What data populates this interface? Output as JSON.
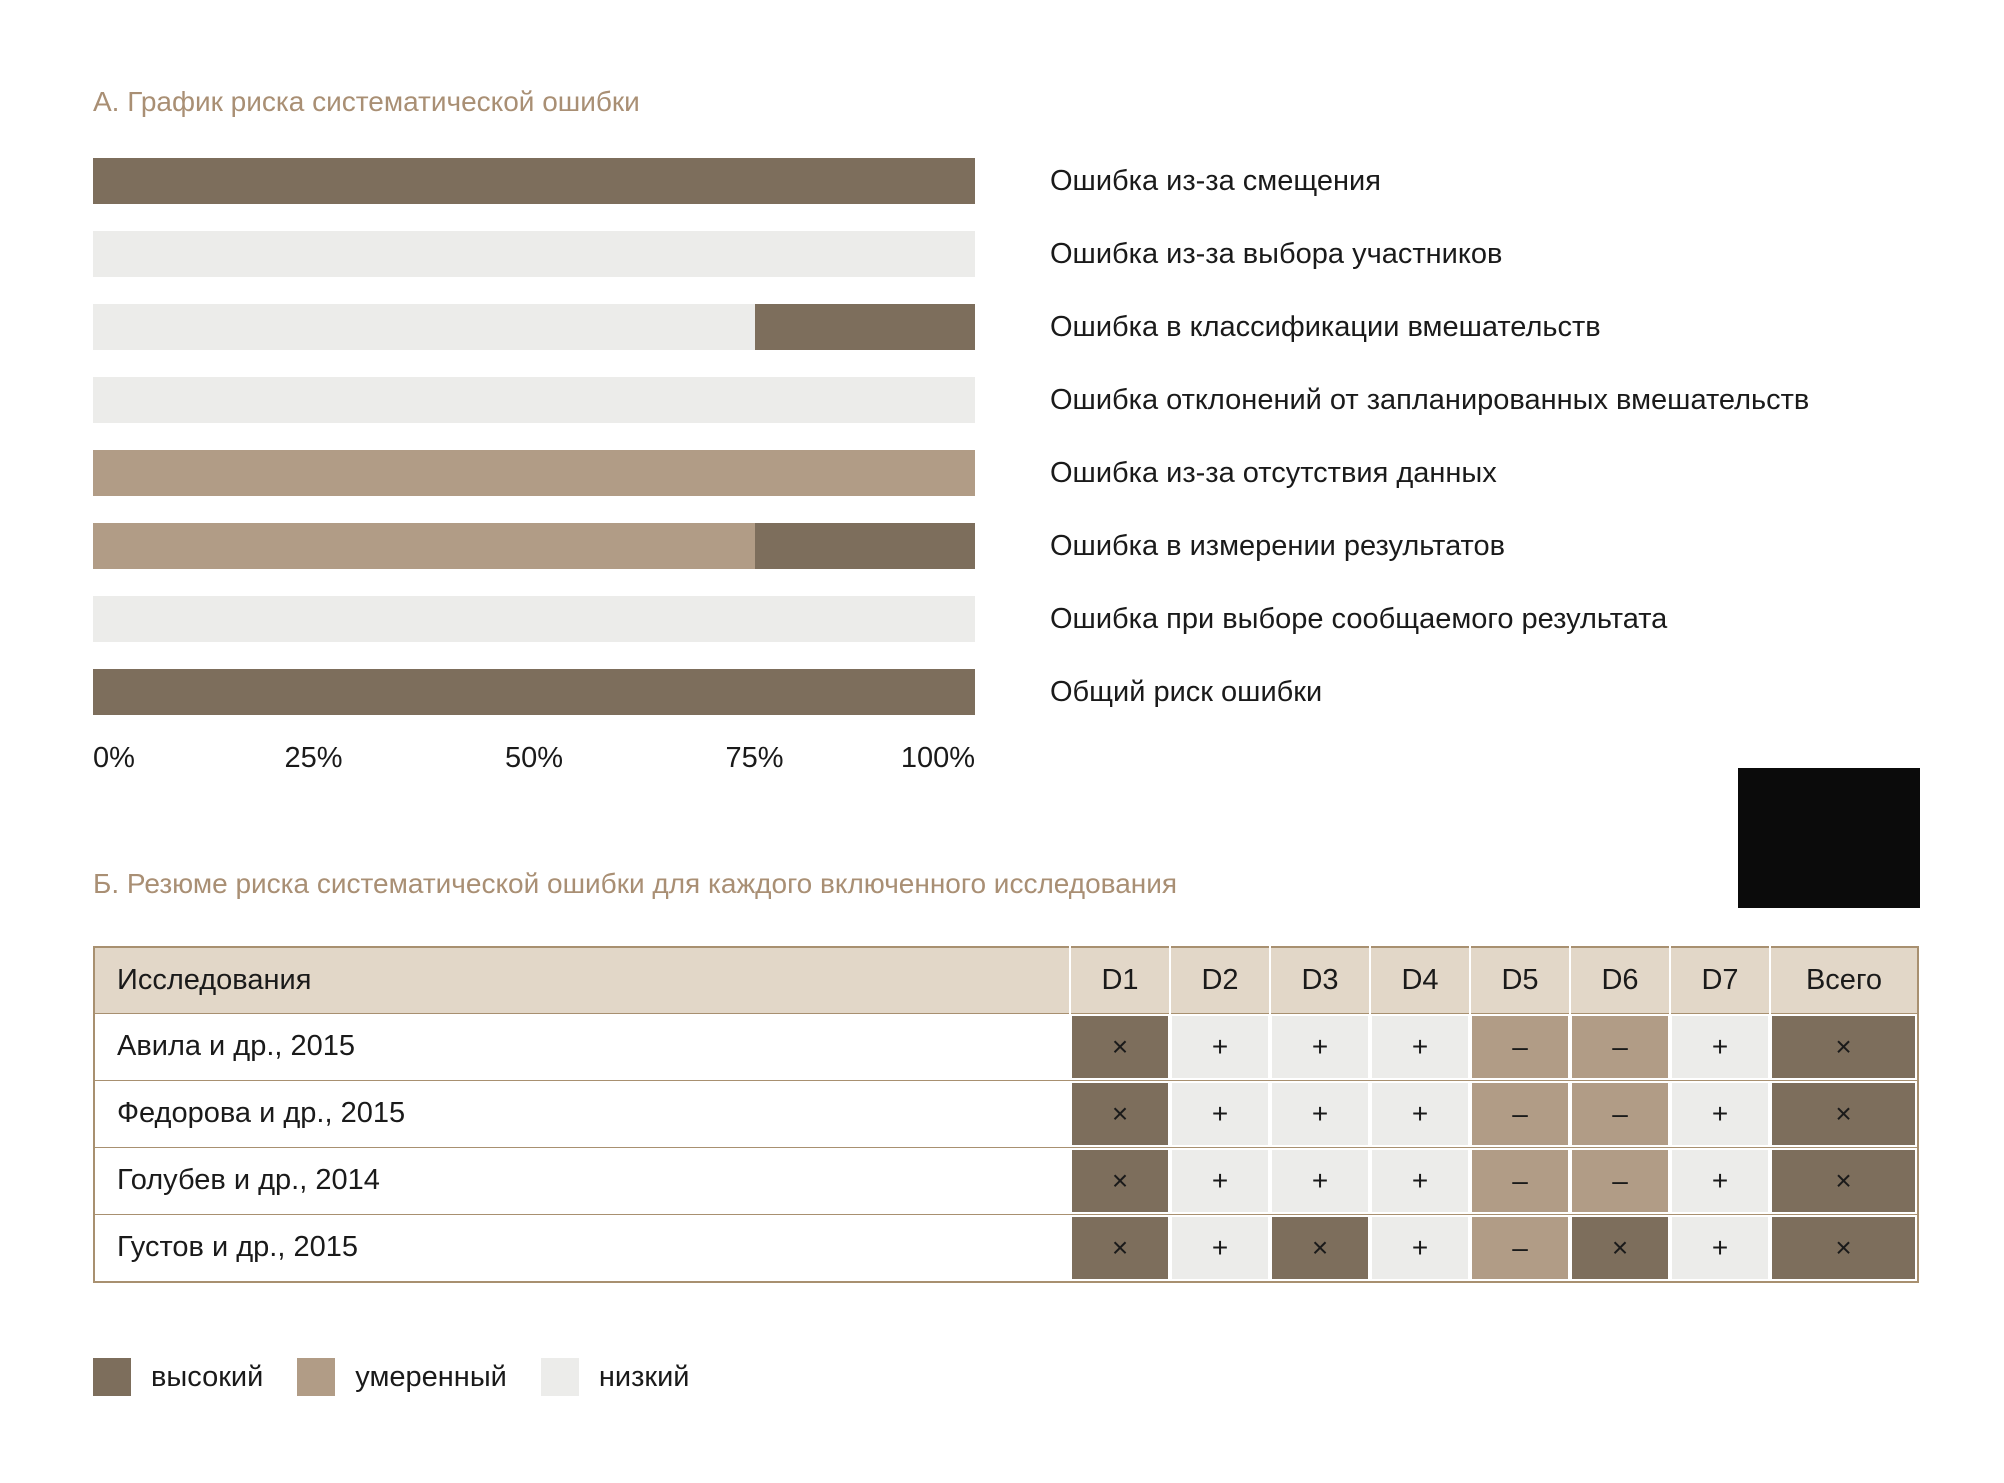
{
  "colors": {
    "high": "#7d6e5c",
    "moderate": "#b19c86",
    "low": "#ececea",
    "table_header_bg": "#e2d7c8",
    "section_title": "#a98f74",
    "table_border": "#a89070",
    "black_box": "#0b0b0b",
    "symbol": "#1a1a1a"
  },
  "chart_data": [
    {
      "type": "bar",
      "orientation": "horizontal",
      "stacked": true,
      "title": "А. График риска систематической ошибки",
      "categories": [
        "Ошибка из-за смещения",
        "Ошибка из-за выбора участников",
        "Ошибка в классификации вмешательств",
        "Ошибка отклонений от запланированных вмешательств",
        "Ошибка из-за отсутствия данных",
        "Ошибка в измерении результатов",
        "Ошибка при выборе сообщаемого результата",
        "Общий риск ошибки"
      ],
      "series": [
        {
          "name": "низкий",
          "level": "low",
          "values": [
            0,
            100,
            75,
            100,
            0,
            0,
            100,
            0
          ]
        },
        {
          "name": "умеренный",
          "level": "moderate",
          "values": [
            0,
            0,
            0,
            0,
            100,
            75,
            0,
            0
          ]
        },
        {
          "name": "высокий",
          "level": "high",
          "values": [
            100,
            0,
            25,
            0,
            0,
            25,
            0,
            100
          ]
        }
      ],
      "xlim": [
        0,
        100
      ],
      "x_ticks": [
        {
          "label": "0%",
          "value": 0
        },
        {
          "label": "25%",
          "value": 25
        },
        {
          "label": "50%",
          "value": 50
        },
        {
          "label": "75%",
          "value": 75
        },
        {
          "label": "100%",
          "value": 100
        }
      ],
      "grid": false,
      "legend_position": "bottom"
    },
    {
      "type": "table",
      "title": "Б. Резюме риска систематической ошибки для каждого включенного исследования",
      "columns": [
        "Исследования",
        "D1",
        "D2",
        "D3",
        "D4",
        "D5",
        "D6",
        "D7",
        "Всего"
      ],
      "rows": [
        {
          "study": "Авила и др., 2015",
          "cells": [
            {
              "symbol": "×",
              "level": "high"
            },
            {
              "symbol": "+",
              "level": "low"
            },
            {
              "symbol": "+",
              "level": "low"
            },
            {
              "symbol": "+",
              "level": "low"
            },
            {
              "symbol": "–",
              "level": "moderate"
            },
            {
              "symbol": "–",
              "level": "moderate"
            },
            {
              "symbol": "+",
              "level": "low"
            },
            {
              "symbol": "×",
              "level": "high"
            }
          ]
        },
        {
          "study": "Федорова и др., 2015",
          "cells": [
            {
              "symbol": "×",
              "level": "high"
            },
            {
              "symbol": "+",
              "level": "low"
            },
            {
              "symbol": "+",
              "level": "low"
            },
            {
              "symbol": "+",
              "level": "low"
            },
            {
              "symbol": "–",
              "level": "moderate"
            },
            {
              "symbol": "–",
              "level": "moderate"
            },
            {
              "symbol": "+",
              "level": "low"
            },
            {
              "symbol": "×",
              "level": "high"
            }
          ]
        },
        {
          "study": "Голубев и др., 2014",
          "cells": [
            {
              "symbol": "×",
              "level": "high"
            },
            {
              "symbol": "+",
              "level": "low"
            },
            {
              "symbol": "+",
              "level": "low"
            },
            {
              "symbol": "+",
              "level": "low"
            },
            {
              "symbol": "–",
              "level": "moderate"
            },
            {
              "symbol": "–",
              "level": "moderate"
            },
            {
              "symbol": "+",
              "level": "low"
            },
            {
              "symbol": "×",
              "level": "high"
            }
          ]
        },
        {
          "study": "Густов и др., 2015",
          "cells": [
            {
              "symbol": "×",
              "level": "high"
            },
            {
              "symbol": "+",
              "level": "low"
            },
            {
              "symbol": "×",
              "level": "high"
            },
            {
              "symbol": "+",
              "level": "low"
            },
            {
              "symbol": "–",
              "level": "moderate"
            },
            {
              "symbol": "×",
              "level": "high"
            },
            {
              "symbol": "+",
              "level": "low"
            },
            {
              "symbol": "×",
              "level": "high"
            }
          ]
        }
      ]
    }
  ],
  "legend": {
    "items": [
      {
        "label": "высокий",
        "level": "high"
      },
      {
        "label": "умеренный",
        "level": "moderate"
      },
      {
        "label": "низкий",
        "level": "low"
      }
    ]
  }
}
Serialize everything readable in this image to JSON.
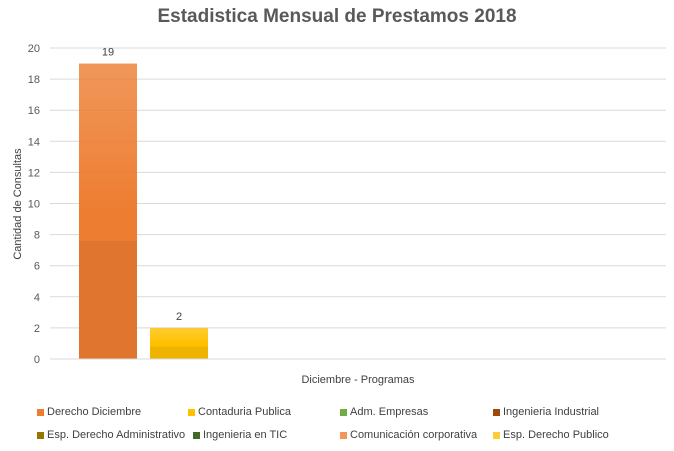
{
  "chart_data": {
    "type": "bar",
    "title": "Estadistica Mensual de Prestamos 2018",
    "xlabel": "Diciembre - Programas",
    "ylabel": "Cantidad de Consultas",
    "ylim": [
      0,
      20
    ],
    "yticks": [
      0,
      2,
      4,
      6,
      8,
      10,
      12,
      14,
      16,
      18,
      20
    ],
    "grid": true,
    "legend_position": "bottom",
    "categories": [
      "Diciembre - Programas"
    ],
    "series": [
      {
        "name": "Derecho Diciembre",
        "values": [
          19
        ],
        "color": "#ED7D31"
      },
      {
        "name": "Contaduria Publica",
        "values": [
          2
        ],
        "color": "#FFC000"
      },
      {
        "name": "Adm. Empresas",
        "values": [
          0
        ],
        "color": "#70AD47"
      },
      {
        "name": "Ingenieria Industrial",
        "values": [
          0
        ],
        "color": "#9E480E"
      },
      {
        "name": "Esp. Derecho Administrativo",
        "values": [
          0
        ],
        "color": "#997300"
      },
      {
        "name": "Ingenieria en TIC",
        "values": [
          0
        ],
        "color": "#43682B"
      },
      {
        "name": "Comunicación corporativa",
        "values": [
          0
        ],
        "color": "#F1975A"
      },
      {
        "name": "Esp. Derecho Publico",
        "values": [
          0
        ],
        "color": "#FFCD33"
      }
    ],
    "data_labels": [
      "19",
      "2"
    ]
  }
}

□ □ □ □

*Work to do*:
Look through the data above. Find each line with the string "вмешательств" and copy it.

*Task answer*:
        "Ошибка в классификации вмешательств",
        "Ошибка отклонений от запланированных вмешательств",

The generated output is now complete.